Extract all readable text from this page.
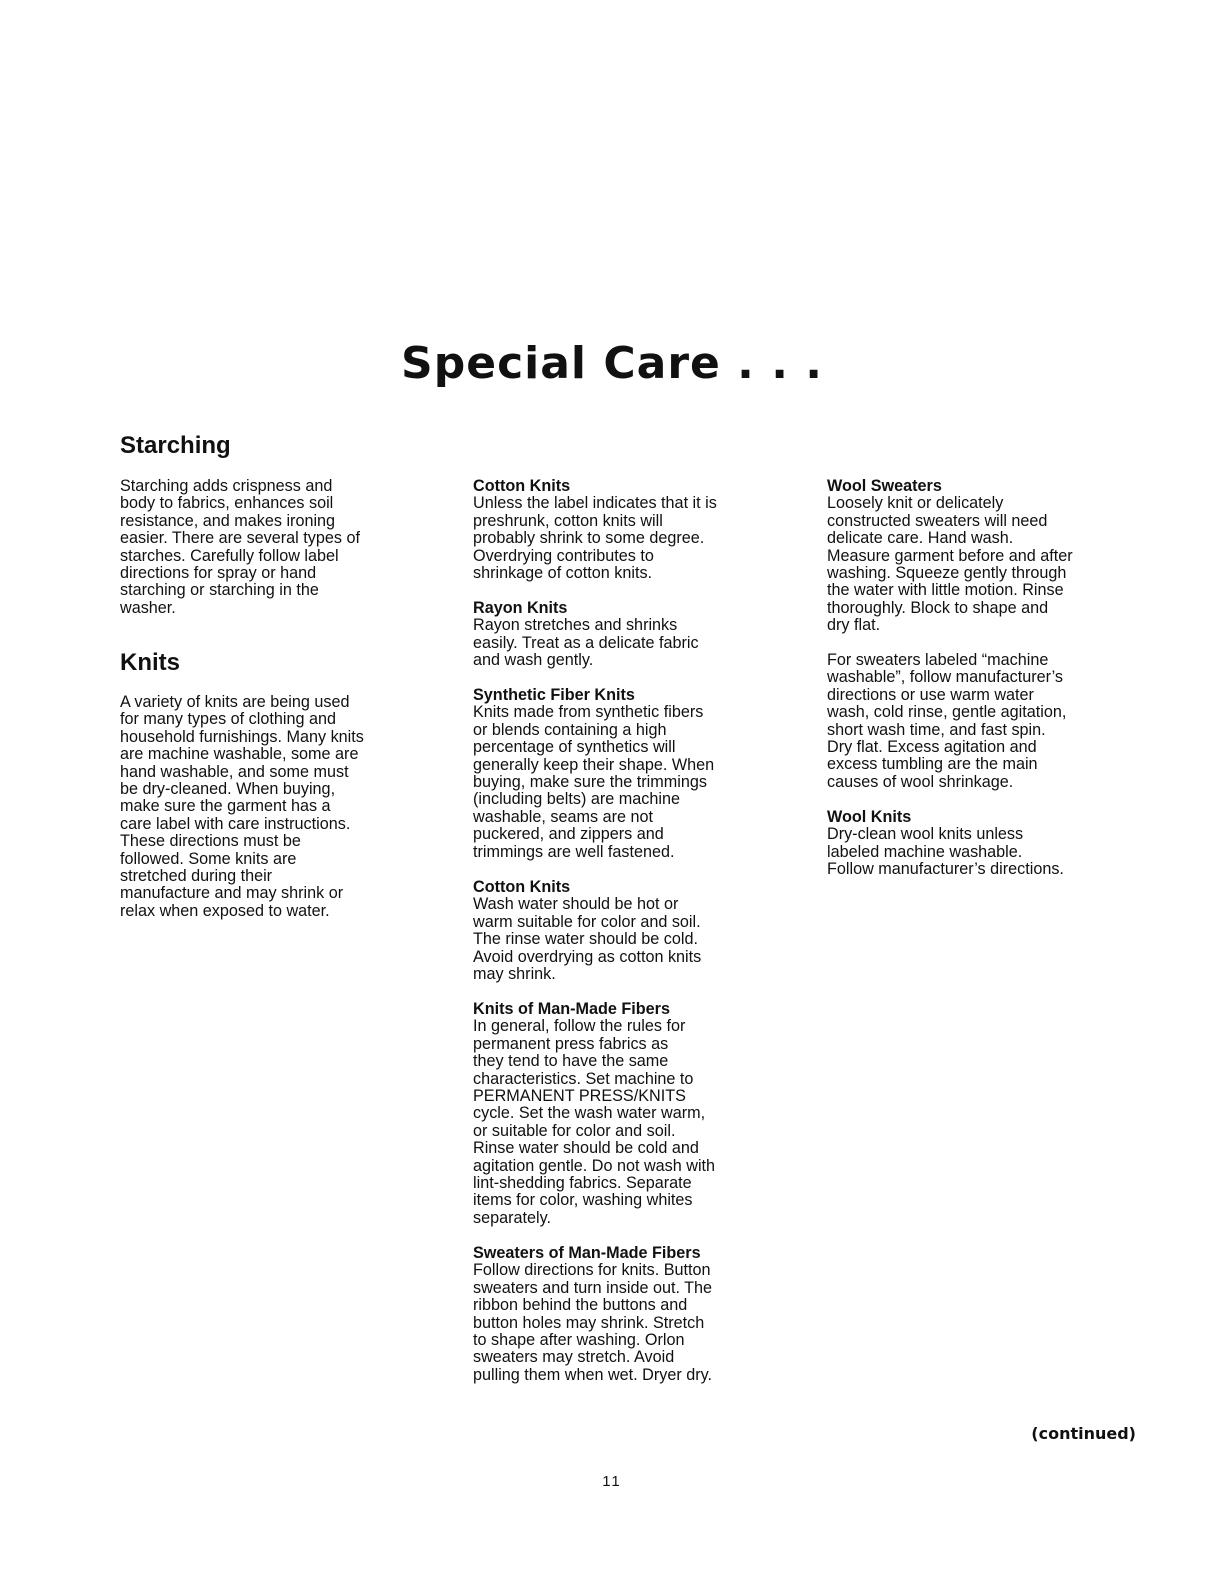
Special Care . . .
Starching
Starching adds crispness and
body to fabrics, enhances soil
resistance, and makes ironing
easier. There are several types of
starches. Carefully follow label
directions for spray or hand
starching or starching in the
washer.
Knits
A variety of knits are being used
for many types of clothing and
household furnishings. Many knits
are machine washable, some are
hand washable, and some must
be dry-cleaned. When buying,
make sure the garment has a
care label with care instructions.
These directions must be
followed. Some knits are
stretched during their
manufacture and may shrink or
relax when exposed to water.
Cotton Knits
Unless the label indicates that it is
preshrunk, cotton knits will
probably shrink to some degree.
Overdrying contributes to
shrinkage of cotton knits.
Rayon Knits
Rayon stretches and shrinks
easily. Treat as a delicate fabric
and wash gently.
Synthetic Fiber Knits
Knits made from synthetic fibers
or blends containing a high
percentage of synthetics will
generally keep their shape. When
buying, make sure the trimmings
(including belts) are machine
washable, seams are not
puckered, and zippers and
trimmings are well fastened.
Cotton Knits
Wash water should be hot or
warm suitable for color and soil.
The rinse water should be cold.
Avoid overdrying as cotton knits
may shrink.
Knits of Man-Made Fibers
In general, follow the rules for
permanent press fabrics as
they tend to have the same
characteristics. Set machine to
PERMANENT PRESS/KNITS
cycle. Set the wash water warm,
or suitable for color and soil.
Rinse water should be cold and
agitation gentle. Do not wash with
lint-shedding fabrics. Separate
items for color, washing whites
separately.
Sweaters of Man-Made Fibers
Follow directions for knits. Button
sweaters and turn inside out. The
ribbon behind the buttons and
button holes may shrink. Stretch
to shape after washing. Orlon
sweaters may stretch. Avoid
pulling them when wet. Dryer dry.
Wool Sweaters
Loosely knit or delicately
constructed sweaters will need
delicate care. Hand wash.
Measure garment before and after
washing. Squeeze gently through
the water with little motion. Rinse
thoroughly. Block to shape and
dry flat.
For sweaters labeled “machine
washable”, follow manufacturer’s
directions or use warm water
wash, cold rinse, gentle agitation,
short wash time, and fast spin.
Dry flat. Excess agitation and
excess tumbling are the main
causes of wool shrinkage.
Wool Knits
Dry-clean wool knits unless
labeled machine washable.
Follow manufacturer’s directions.

(continued)

11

·····

[What is required]
Which lines of the data above contain "garment"? Copy each one.

[Exercise result]
make sure the garment has a
Measure garment before and after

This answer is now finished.